--- begin Data excerpts ---
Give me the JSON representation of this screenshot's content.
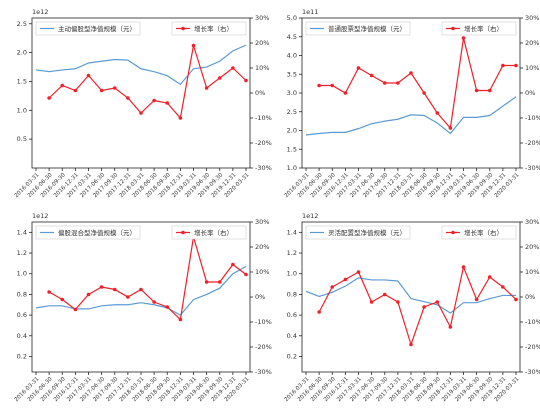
{
  "chart_data": [
    {
      "type": "line",
      "y_offset_label": "1e12",
      "categories": [
        "2016-03-31",
        "2016-06-30",
        "2016-09-30",
        "2016-12-31",
        "2017-03-31",
        "2017-06-30",
        "2017-09-30",
        "2017-12-31",
        "2018-03-31",
        "2018-06-30",
        "2018-09-30",
        "2018-12-31",
        "2019-03-31",
        "2019-06-30",
        "2019-09-30",
        "2019-12-31",
        "2020-03-31"
      ],
      "series": [
        {
          "name": "主动偏股型净值规模（元）",
          "color": "#5b9bd5",
          "axis": "y",
          "values": [
            1.7,
            1.67,
            1.7,
            1.72,
            1.82,
            1.85,
            1.88,
            1.87,
            1.72,
            1.67,
            1.6,
            1.45,
            1.72,
            1.75,
            1.85,
            2.03,
            2.13
          ]
        },
        {
          "name": "增长率（右）",
          "color": "#f0202a",
          "axis": "y2",
          "values": [
            null,
            -2,
            3,
            1,
            7,
            1,
            2,
            -2,
            -8,
            -3,
            -4,
            -10,
            19,
            2,
            6,
            10,
            5
          ]
        }
      ],
      "ylim": [
        0,
        2.6
      ],
      "yticks": [
        {
          "value": 0.5,
          "label": "0.5"
        },
        {
          "value": 1,
          "label": "1.0"
        },
        {
          "value": 1.5,
          "label": "1.5"
        },
        {
          "value": 2,
          "label": "2.0"
        },
        {
          "value": 2.5,
          "label": "2.5"
        }
      ],
      "y2lim": [
        -30,
        30
      ],
      "y2ticks": [
        {
          "value": -30,
          "label": "-30%"
        },
        {
          "value": -20,
          "label": "-20%"
        },
        {
          "value": -10,
          "label": "-10%"
        },
        {
          "value": 0,
          "label": "0%"
        },
        {
          "value": 10,
          "label": "10%"
        },
        {
          "value": 20,
          "label": "20%"
        },
        {
          "value": 30,
          "label": "30%"
        }
      ]
    },
    {
      "type": "line",
      "y_offset_label": "1e11",
      "categories": [
        "2016-03-31",
        "2016-06-30",
        "2016-09-30",
        "2016-12-31",
        "2017-03-31",
        "2017-06-30",
        "2017-09-30",
        "2017-12-31",
        "2018-03-31",
        "2018-06-30",
        "2018-09-30",
        "2018-12-31",
        "2019-03-31",
        "2019-06-30",
        "2019-09-30",
        "2019-12-31",
        "2020-03-31"
      ],
      "series": [
        {
          "name": "普通股票型净值规模（元）",
          "color": "#5b9bd5",
          "axis": "y",
          "values": [
            1.88,
            1.92,
            1.95,
            1.95,
            2.05,
            2.18,
            2.25,
            2.3,
            2.42,
            2.4,
            2.2,
            1.92,
            2.35,
            2.35,
            2.4,
            2.65,
            2.9
          ]
        },
        {
          "name": "增长率（右）",
          "color": "#f0202a",
          "axis": "y2",
          "values": [
            null,
            3,
            3,
            0,
            10,
            7,
            4,
            4,
            8,
            0,
            -8,
            -14,
            22,
            1,
            1,
            11,
            11
          ]
        }
      ],
      "ylim": [
        1.0,
        5.0
      ],
      "yticks": [
        {
          "value": 1,
          "label": "1.0"
        },
        {
          "value": 1.5,
          "label": "1.5"
        },
        {
          "value": 2,
          "label": "2.0"
        },
        {
          "value": 2.5,
          "label": "2.5"
        },
        {
          "value": 3,
          "label": "3.0"
        },
        {
          "value": 3.5,
          "label": "3.5"
        },
        {
          "value": 4,
          "label": "4.0"
        },
        {
          "value": 4.5,
          "label": "4.5"
        },
        {
          "value": 5,
          "label": "5.0"
        }
      ],
      "y2lim": [
        -30,
        30
      ],
      "y2ticks": [
        {
          "value": -30,
          "label": "-30%"
        },
        {
          "value": -20,
          "label": "-20%"
        },
        {
          "value": -10,
          "label": "-10%"
        },
        {
          "value": 0,
          "label": "0%"
        },
        {
          "value": 10,
          "label": "10%"
        },
        {
          "value": 20,
          "label": "20%"
        },
        {
          "value": 30,
          "label": "30%"
        }
      ]
    },
    {
      "type": "line",
      "y_offset_label": "1e12",
      "categories": [
        "2016-03-31",
        "2016-06-30",
        "2016-09-30",
        "2016-12-31",
        "2017-03-31",
        "2017-06-30",
        "2017-09-30",
        "2017-12-31",
        "2018-03-31",
        "2018-06-30",
        "2018-09-30",
        "2018-12-31",
        "2019-03-31",
        "2019-06-30",
        "2019-09-30",
        "2019-12-31",
        "2020-03-31"
      ],
      "series": [
        {
          "name": "偏股混合型净值规模（元）",
          "color": "#5b9bd5",
          "axis": "y",
          "values": [
            0.67,
            0.69,
            0.69,
            0.66,
            0.66,
            0.69,
            0.7,
            0.7,
            0.72,
            0.7,
            0.67,
            0.6,
            0.75,
            0.8,
            0.86,
            1.0,
            1.07
          ]
        },
        {
          "name": "增长率（右）",
          "color": "#f0202a",
          "axis": "y2",
          "values": [
            null,
            2,
            -1,
            -5,
            1,
            4,
            3,
            0,
            3,
            -2,
            -4,
            -9,
            24,
            6,
            6,
            13,
            9
          ]
        }
      ],
      "ylim": [
        0.05,
        1.5
      ],
      "yticks": [
        0.2,
        0.4,
        0.6,
        0.8,
        {
          "value": 1,
          "label": "1.0"
        },
        1.2,
        1.4
      ],
      "y2lim": [
        -30,
        30
      ],
      "y2ticks": [
        {
          "value": -30,
          "label": "-30%"
        },
        {
          "value": -20,
          "label": "-20%"
        },
        {
          "value": -10,
          "label": "-10%"
        },
        {
          "value": 0,
          "label": "0%"
        },
        {
          "value": 10,
          "label": "10%"
        },
        {
          "value": 20,
          "label": "20%"
        },
        {
          "value": 30,
          "label": "30%"
        }
      ]
    },
    {
      "type": "line",
      "y_offset_label": "1e12",
      "categories": [
        "2016-03-31",
        "2016-06-30",
        "2016-09-30",
        "2016-12-31",
        "2017-03-31",
        "2017-06-30",
        "2017-09-30",
        "2017-12-31",
        "2018-03-31",
        "2018-06-30",
        "2018-09-30",
        "2018-12-31",
        "2019-03-31",
        "2019-06-30",
        "2019-09-30",
        "2019-12-31",
        "2020-03-31"
      ],
      "series": [
        {
          "name": "灵活配置型净值规模（元）",
          "color": "#5b9bd5",
          "axis": "y",
          "values": [
            0.83,
            0.78,
            0.82,
            0.88,
            0.96,
            0.94,
            0.94,
            0.93,
            0.76,
            0.73,
            0.7,
            0.62,
            0.72,
            0.72,
            0.76,
            0.79,
            0.79
          ]
        },
        {
          "name": "增长率（右）",
          "color": "#f0202a",
          "axis": "y2",
          "values": [
            null,
            -6,
            4,
            7,
            10,
            -2,
            1,
            -2,
            -19,
            -4,
            -2,
            -12,
            12,
            -1,
            8,
            4,
            -1
          ]
        }
      ],
      "ylim": [
        0.05,
        1.5
      ],
      "yticks": [
        0.2,
        0.4,
        0.6,
        0.8,
        {
          "value": 1,
          "label": "1.0"
        },
        1.2,
        1.4
      ],
      "y2lim": [
        -30,
        30
      ],
      "y2ticks": [
        {
          "value": -30,
          "label": "-30%"
        },
        {
          "value": -20,
          "label": "-20%"
        },
        {
          "value": -10,
          "label": "-10%"
        },
        {
          "value": 0,
          "label": "0%"
        },
        {
          "value": 10,
          "label": "10%"
        },
        {
          "value": 20,
          "label": "20%"
        },
        {
          "value": 30,
          "label": "30%"
        }
      ]
    }
  ]
}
--- end Data excerpts ---
_Set task_. With the pictures omitted, reproduce the records in full and exactly.

_Written answer_.
Give me the JSON representation of this screenshot's content.
{
  "chart_data": [
    {
      "type": "line",
      "y_offset_label": "1e12",
      "categories": [
        "2016-03-31",
        "2016-06-30",
        "2016-09-30",
        "2016-12-31",
        "2017-03-31",
        "2017-06-30",
        "2017-09-30",
        "2017-12-31",
        "2018-03-31",
        "2018-06-30",
        "2018-09-30",
        "2018-12-31",
        "2019-03-31",
        "2019-06-30",
        "2019-09-30",
        "2019-12-31",
        "2020-03-31"
      ],
      "series": [
        {
          "name": "主动偏股型净值规模（元）",
          "color": "#5b9bd5",
          "axis": "y",
          "values": [
            1.7,
            1.67,
            1.7,
            1.72,
            1.82,
            1.85,
            1.88,
            1.87,
            1.72,
            1.67,
            1.6,
            1.45,
            1.72,
            1.75,
            1.85,
            2.03,
            2.13
          ]
        },
        {
          "name": "增长率（右）",
          "color": "#f0202a",
          "axis": "y2",
          "values": [
            null,
            -2,
            3,
            1,
            7,
            1,
            2,
            -2,
            -8,
            -3,
            -4,
            -10,
            19,
            2,
            6,
            10,
            5
          ]
        }
      ],
      "ylim": [
        0,
        2.6
      ],
      "yticks": [
        {
          "value": 0.5,
          "label": "0.5"
        },
        {
          "value": 1,
          "label": "1.0"
        },
        {
          "value": 1.5,
          "label": "1.5"
        },
        {
          "value": 2,
          "label": "2.0"
        },
        {
          "value": 2.5,
          "label": "2.5"
        }
      ],
      "y2lim": [
        -30,
        30
      ],
      "y2ticks": [
        {
          "value": -30,
          "label": "-30%"
        },
        {
          "value": -20,
          "label": "-20%"
        },
        {
          "value": -10,
          "label": "-10%"
        },
        {
          "value": 0,
          "label": "0%"
        },
        {
          "value": 10,
          "label": "10%"
        },
        {
          "value": 20,
          "label": "20%"
        },
        {
          "value": 30,
          "label": "30%"
        }
      ]
    },
    {
      "type": "line",
      "y_offset_label": "1e11",
      "categories": [
        "2016-03-31",
        "2016-06-30",
        "2016-09-30",
        "2016-12-31",
        "2017-03-31",
        "2017-06-30",
        "2017-09-30",
        "2017-12-31",
        "2018-03-31",
        "2018-06-30",
        "2018-09-30",
        "2018-12-31",
        "2019-03-31",
        "2019-06-30",
        "2019-09-30",
        "2019-12-31",
        "2020-03-31"
      ],
      "series": [
        {
          "name": "普通股票型净值规模（元）",
          "color": "#5b9bd5",
          "axis": "y",
          "values": [
            1.88,
            1.92,
            1.95,
            1.95,
            2.05,
            2.18,
            2.25,
            2.3,
            2.42,
            2.4,
            2.2,
            1.92,
            2.35,
            2.35,
            2.4,
            2.65,
            2.9
          ]
        },
        {
          "name": "增长率（右）",
          "color": "#f0202a",
          "axis": "y2",
          "values": [
            null,
            3,
            3,
            0,
            10,
            7,
            4,
            4,
            8,
            0,
            -8,
            -14,
            22,
            1,
            1,
            11,
            11
          ]
        }
      ],
      "ylim": [
        1.0,
        5.0
      ],
      "yticks": [
        {
          "value": 1,
          "label": "1.0"
        },
        {
          "value": 1.5,
          "label": "1.5"
        },
        {
          "value": 2,
          "label": "2.0"
        },
        {
          "value": 2.5,
          "label": "2.5"
        },
        {
          "value": 3,
          "label": "3.0"
        },
        {
          "value": 3.5,
          "label": "3.5"
        },
        {
          "value": 4,
          "label": "4.0"
        },
        {
          "value": 4.5,
          "label": "4.5"
        },
        {
          "value": 5,
          "label": "5.0"
        }
      ],
      "y2lim": [
        -30,
        30
      ],
      "y2ticks": [
        {
          "value": -30,
          "label": "-30%"
        },
        {
          "value": -20,
          "label": "-20%"
        },
        {
          "value": -10,
          "label": "-10%"
        },
        {
          "value": 0,
          "label": "0%"
        },
        {
          "value": 10,
          "label": "10%"
        },
        {
          "value": 20,
          "label": "20%"
        },
        {
          "value": 30,
          "label": "30%"
        }
      ]
    },
    {
      "type": "line",
      "y_offset_label": "1e12",
      "categories": [
        "2016-03-31",
        "2016-06-30",
        "2016-09-30",
        "2016-12-31",
        "2017-03-31",
        "2017-06-30",
        "2017-09-30",
        "2017-12-31",
        "2018-03-31",
        "2018-06-30",
        "2018-09-30",
        "2018-12-31",
        "2019-03-31",
        "2019-06-30",
        "2019-09-30",
        "2019-12-31",
        "2020-03-31"
      ],
      "series": [
        {
          "name": "偏股混合型净值规模（元）",
          "color": "#5b9bd5",
          "axis": "y",
          "values": [
            0.67,
            0.69,
            0.69,
            0.66,
            0.66,
            0.69,
            0.7,
            0.7,
            0.72,
            0.7,
            0.67,
            0.6,
            0.75,
            0.8,
            0.86,
            1.0,
            1.07
          ]
        },
        {
          "name": "增长率（右）",
          "color": "#f0202a",
          "axis": "y2",
          "values": [
            null,
            2,
            -1,
            -5,
            1,
            4,
            3,
            0,
            3,
            -2,
            -4,
            -9,
            24,
            6,
            6,
            13,
            9
          ]
        }
      ],
      "ylim": [
        0.05,
        1.5
      ],
      "yticks": [
        0.2,
        0.4,
        0.6,
        0.8,
        {
          "value": 1,
          "label": "1.0"
        },
        1.2,
        1.4
      ],
      "y2lim": [
        -30,
        30
      ],
      "y2ticks": [
        {
          "value": -30,
          "label": "-30%"
        },
        {
          "value": -20,
          "label": "-20%"
        },
        {
          "value": -10,
          "label": "-10%"
        },
        {
          "value": 0,
          "label": "0%"
        },
        {
          "value": 10,
          "label": "10%"
        },
        {
          "value": 20,
          "label": "20%"
        },
        {
          "value": 30,
          "label": "30%"
        }
      ]
    },
    {
      "type": "line",
      "y_offset_label": "1e12",
      "categories": [
        "2016-03-31",
        "2016-06-30",
        "2016-09-30",
        "2016-12-31",
        "2017-03-31",
        "2017-06-30",
        "2017-09-30",
        "2017-12-31",
        "2018-03-31",
        "2018-06-30",
        "2018-09-30",
        "2018-12-31",
        "2019-03-31",
        "2019-06-30",
        "2019-09-30",
        "2019-12-31",
        "2020-03-31"
      ],
      "series": [
        {
          "name": "灵活配置型净值规模（元）",
          "color": "#5b9bd5",
          "axis": "y",
          "values": [
            0.83,
            0.78,
            0.82,
            0.88,
            0.96,
            0.94,
            0.94,
            0.93,
            0.76,
            0.73,
            0.7,
            0.62,
            0.72,
            0.72,
            0.76,
            0.79,
            0.79
          ]
        },
        {
          "name": "增长率（右）",
          "color": "#f0202a",
          "axis": "y2",
          "values": [
            null,
            -6,
            4,
            7,
            10,
            -2,
            1,
            -2,
            -19,
            -4,
            -2,
            -12,
            12,
            -1,
            8,
            4,
            -1
          ]
        }
      ],
      "ylim": [
        0.05,
        1.5
      ],
      "yticks": [
        0.2,
        0.4,
        0.6,
        0.8,
        {
          "value": 1,
          "label": "1.0"
        },
        1.2,
        1.4
      ],
      "y2lim": [
        -30,
        30
      ],
      "y2ticks": [
        {
          "value": -30,
          "label": "-30%"
        },
        {
          "value": -20,
          "label": "-20%"
        },
        {
          "value": -10,
          "label": "-10%"
        },
        {
          "value": 0,
          "label": "0%"
        },
        {
          "value": 10,
          "label": "10%"
        },
        {
          "value": 20,
          "label": "20%"
        },
        {
          "value": 30,
          "label": "30%"
        }
      ]
    }
  ]
}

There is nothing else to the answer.